Print all entries precisely as they are written.
━━ EXERCISE MATERIAL
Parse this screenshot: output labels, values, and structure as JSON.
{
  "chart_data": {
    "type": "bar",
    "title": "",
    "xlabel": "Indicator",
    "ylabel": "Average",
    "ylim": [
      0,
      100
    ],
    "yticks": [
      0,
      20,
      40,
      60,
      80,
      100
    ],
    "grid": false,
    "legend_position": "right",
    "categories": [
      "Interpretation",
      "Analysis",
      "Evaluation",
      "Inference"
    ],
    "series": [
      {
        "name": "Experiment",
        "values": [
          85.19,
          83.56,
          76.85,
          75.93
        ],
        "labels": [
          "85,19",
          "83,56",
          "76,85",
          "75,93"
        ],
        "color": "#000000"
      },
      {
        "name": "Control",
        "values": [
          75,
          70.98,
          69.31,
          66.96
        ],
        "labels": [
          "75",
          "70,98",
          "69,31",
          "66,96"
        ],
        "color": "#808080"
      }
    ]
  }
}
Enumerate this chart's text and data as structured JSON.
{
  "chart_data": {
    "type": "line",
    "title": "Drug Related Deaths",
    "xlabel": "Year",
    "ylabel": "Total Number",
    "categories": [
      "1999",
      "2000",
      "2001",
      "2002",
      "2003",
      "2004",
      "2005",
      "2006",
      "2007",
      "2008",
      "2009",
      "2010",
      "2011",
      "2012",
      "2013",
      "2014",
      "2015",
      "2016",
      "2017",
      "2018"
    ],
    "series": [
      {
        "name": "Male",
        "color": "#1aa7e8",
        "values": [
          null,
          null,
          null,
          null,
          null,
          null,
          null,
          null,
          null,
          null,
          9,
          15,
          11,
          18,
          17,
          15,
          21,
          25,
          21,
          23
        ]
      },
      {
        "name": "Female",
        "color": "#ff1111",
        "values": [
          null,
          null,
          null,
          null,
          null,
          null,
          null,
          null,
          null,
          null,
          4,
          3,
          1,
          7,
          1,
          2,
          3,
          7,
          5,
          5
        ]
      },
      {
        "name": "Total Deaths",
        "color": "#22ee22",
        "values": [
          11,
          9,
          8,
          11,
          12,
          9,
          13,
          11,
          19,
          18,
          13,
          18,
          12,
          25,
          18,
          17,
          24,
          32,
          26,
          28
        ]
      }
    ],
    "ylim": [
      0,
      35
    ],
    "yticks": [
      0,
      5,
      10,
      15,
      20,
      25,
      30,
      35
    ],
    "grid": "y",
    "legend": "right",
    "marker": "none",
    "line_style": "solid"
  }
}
━━━━
COMPLETED EXERCISE >>
Parse this screenshot: output labels, values, and structure as JSON.
{
  "chart_data": {
    "type": "bar",
    "title": "",
    "xlabel": "Indicator",
    "ylabel": "Average",
    "ylim": [
      0,
      100
    ],
    "yticks": [
      0,
      20,
      40,
      60,
      80,
      100
    ],
    "grid": false,
    "legend_position": "right",
    "categories": [
      "Interpretation",
      "Analysis",
      "Evaluation",
      "Inference"
    ],
    "series": [
      {
        "name": "Experiment",
        "values": [
          85.19,
          83.56,
          76.85,
          75.93
        ],
        "labels": [
          "85,19",
          "83,56",
          "76,85",
          "75,93"
        ],
        "color": "#000000"
      },
      {
        "name": "Control",
        "values": [
          75,
          70.98,
          69.31,
          66.96
        ],
        "labels": [
          "75",
          "70,98",
          "69,31",
          "66,96"
        ],
        "color": "#808080"
      }
    ]
  }
}
Enumerate this chart's text and data as structured JSON.
{
  "chart_data": {
    "type": "line",
    "title": "Drug Related Deaths",
    "xlabel": "Year",
    "ylabel": "Total Number",
    "categories": [
      "1999",
      "2000",
      "2001",
      "2002",
      "2003",
      "2004",
      "2005",
      "2006",
      "2007",
      "2008",
      "2009",
      "2010",
      "2011",
      "2012",
      "2013",
      "2014",
      "2015",
      "2016",
      "2017",
      "2018"
    ],
    "series": [
      {
        "name": "Male",
        "color": "#1aa7e8",
        "values": [
          null,
          null,
          null,
          null,
          null,
          null,
          null,
          null,
          null,
          null,
          9,
          15,
          11,
          18,
          17,
          15,
          21,
          25,
          21,
          23
        ]
      },
      {
        "name": "Female",
        "color": "#ff1111",
        "values": [
          null,
          null,
          null,
          null,
          null,
          null,
          null,
          null,
          null,
          null,
          4,
          3,
          1,
          7,
          1,
          2,
          3,
          7,
          5,
          5
        ]
      },
      {
        "name": "Total Deaths",
        "color": "#22ee22",
        "values": [
          11,
          9,
          8,
          11,
          12,
          9,
          13,
          11,
          19,
          18,
          13,
          18,
          12,
          25,
          18,
          17,
          24,
          32,
          26,
          28
        ]
      }
    ],
    "ylim": [
      0,
      35
    ],
    "yticks": [
      0,
      5,
      10,
      15,
      20,
      25,
      30,
      35
    ],
    "grid": "y",
    "legend": "right",
    "marker": "none",
    "line_style": "solid"
  }
}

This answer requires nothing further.